> _Task brief_:
Single out the lines of the material that contain "arrow" and copy them.

┄┄┄┄┄┄

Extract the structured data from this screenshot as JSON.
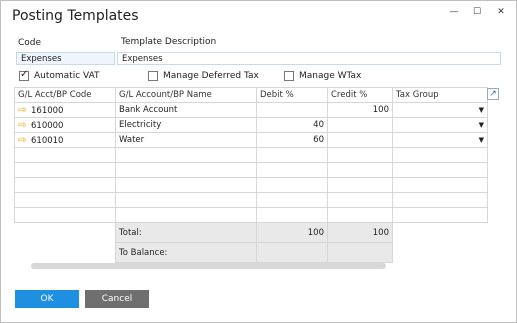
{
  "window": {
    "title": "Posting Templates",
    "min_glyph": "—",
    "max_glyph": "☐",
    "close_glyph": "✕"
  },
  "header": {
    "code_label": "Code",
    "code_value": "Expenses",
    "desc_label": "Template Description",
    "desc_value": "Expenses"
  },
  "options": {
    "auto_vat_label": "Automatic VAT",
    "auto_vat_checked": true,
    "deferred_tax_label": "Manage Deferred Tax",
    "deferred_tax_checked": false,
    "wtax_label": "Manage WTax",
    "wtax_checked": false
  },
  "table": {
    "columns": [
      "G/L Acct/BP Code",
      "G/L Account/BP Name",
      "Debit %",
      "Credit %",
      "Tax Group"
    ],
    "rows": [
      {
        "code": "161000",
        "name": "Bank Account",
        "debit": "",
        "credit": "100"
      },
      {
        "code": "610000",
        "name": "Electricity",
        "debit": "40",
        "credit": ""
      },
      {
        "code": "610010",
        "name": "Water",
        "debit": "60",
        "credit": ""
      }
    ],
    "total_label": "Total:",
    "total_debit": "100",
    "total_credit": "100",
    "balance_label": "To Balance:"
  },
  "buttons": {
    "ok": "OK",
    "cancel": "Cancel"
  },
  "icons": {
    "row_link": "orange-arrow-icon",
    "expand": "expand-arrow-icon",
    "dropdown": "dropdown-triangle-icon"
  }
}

┄┄┄┄┄┄

> _Solution_:
    "row_link": "orange-arrow-icon",
    "expand": "expand-arrow-icon",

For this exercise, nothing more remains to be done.